- [Task goal] Please copy the material below word for word, from its first line through the line that contains "index-entry: power (57, 284, 488, 313)", with both of those lines included.

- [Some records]
========================================

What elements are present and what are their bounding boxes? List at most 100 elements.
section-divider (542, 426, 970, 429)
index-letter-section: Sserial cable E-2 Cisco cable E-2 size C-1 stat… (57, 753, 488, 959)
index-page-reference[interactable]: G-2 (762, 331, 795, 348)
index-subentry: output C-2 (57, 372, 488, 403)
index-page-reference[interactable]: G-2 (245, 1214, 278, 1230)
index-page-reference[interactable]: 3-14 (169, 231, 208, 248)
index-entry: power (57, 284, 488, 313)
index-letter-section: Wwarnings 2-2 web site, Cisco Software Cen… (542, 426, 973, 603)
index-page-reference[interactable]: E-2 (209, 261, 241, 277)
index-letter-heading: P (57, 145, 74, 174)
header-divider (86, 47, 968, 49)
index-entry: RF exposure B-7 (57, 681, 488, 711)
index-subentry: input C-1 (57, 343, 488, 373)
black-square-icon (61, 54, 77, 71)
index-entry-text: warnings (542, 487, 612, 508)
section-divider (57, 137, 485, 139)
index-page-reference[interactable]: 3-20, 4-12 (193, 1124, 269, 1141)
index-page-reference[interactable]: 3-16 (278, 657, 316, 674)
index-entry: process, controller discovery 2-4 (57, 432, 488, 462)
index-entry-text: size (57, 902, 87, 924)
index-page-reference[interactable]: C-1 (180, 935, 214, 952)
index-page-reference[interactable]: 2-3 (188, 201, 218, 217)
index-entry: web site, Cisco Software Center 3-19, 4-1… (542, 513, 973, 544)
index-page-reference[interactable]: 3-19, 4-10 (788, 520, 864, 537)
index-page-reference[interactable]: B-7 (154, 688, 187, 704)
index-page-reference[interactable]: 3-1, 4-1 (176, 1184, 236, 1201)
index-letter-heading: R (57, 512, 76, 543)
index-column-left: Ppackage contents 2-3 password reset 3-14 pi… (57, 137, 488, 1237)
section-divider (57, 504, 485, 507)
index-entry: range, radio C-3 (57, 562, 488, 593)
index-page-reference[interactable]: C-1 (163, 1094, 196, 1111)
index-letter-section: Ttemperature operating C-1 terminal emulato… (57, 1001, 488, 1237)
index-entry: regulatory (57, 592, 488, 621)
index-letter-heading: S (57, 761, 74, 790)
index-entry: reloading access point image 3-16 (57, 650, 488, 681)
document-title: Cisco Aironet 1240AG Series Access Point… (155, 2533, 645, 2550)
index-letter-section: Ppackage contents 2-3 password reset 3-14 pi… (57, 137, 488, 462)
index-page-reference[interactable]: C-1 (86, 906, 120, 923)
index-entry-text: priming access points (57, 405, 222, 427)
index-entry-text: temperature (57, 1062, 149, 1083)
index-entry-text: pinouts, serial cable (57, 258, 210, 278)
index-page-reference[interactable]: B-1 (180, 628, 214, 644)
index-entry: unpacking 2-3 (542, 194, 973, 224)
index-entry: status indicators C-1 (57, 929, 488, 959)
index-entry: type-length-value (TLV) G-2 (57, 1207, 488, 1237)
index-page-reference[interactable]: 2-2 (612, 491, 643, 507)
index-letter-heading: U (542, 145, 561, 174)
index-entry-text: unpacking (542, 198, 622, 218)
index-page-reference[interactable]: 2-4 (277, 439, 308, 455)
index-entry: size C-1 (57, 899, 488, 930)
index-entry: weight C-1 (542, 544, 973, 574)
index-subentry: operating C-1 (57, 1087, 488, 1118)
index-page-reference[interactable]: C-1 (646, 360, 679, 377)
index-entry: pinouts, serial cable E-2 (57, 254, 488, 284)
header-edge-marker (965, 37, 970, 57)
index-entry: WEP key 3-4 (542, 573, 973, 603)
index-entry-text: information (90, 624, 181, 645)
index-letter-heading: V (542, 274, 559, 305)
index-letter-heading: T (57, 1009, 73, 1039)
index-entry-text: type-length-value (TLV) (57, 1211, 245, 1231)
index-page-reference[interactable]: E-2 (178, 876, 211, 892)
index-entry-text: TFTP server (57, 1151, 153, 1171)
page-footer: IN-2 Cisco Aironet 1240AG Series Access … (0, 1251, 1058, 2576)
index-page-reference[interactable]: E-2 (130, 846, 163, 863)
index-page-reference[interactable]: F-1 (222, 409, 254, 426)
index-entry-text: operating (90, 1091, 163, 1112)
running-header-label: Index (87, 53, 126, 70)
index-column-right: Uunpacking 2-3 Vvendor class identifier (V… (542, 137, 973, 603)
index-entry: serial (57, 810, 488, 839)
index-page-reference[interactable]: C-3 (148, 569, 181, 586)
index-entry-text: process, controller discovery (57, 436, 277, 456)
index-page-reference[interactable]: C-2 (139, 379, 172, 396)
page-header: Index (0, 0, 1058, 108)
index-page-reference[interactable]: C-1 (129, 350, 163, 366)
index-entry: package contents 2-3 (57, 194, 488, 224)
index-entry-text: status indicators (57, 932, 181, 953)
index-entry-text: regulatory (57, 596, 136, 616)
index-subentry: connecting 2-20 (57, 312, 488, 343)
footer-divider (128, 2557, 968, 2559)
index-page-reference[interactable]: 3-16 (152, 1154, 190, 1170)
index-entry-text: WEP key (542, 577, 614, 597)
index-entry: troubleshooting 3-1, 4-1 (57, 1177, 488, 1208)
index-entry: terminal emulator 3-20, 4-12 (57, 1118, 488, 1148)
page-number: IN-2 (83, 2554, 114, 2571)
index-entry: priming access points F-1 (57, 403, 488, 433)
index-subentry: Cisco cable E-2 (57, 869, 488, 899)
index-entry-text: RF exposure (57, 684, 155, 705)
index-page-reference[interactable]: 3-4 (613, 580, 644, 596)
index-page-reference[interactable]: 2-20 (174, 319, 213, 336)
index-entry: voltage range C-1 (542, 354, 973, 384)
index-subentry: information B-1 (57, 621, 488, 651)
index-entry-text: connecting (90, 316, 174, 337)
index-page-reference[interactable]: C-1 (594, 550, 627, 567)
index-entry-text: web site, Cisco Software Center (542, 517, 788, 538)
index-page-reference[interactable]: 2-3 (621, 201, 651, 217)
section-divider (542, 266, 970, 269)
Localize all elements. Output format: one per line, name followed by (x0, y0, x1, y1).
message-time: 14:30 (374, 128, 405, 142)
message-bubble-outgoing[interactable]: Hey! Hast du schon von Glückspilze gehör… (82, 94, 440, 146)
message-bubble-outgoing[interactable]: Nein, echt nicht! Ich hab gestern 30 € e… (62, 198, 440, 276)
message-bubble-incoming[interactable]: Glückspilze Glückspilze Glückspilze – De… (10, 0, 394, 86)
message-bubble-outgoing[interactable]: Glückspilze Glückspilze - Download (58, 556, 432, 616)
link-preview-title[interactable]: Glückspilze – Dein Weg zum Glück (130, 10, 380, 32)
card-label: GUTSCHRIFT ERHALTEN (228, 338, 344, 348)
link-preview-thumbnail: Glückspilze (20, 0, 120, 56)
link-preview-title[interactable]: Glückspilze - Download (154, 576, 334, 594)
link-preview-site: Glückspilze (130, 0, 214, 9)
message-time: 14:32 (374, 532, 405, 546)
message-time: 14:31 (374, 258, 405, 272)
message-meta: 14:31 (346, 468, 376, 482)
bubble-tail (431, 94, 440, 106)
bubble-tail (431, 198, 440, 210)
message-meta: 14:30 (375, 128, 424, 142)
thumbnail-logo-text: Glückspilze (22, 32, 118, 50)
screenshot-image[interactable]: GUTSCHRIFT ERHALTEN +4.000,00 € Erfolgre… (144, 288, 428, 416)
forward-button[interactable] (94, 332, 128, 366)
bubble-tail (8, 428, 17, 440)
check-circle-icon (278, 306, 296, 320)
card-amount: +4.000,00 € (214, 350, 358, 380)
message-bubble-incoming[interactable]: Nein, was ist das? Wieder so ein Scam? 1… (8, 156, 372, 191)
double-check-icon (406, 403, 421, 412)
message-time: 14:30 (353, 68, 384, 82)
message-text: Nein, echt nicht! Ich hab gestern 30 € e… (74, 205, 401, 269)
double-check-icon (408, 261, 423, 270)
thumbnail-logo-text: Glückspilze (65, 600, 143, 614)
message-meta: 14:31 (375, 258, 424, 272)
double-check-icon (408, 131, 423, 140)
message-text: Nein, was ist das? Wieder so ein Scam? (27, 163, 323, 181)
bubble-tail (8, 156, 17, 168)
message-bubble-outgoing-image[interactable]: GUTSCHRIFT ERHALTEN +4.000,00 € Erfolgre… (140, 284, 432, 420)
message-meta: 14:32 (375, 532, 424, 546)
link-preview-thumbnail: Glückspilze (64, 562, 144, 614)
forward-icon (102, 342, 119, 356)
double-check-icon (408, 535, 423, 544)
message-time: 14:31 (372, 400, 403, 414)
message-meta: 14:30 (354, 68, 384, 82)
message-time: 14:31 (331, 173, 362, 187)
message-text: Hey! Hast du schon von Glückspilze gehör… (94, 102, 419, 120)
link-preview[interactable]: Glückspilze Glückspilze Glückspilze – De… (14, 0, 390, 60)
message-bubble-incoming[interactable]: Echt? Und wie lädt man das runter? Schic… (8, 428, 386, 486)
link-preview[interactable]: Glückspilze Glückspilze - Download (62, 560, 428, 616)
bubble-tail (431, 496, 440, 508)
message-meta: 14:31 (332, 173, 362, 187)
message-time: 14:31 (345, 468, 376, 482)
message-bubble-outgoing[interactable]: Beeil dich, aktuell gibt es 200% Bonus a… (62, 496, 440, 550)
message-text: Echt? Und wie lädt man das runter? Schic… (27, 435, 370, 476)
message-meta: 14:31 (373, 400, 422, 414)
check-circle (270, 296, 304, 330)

========================================

- [Task answer]
What elements are present and what are their bounding boxes? List at most 100 elements.
section-divider (542, 426, 970, 429)
index-letter-section: Sserial cable E-2 Cisco cable E-2 size C-1 stat… (57, 753, 488, 959)
index-page-reference[interactable]: G-2 (762, 331, 795, 348)
index-subentry: output C-2 (57, 372, 488, 403)
index-page-reference[interactable]: G-2 (245, 1214, 278, 1230)
index-page-reference[interactable]: 3-14 (169, 231, 208, 248)
index-entry: power (57, 284, 488, 313)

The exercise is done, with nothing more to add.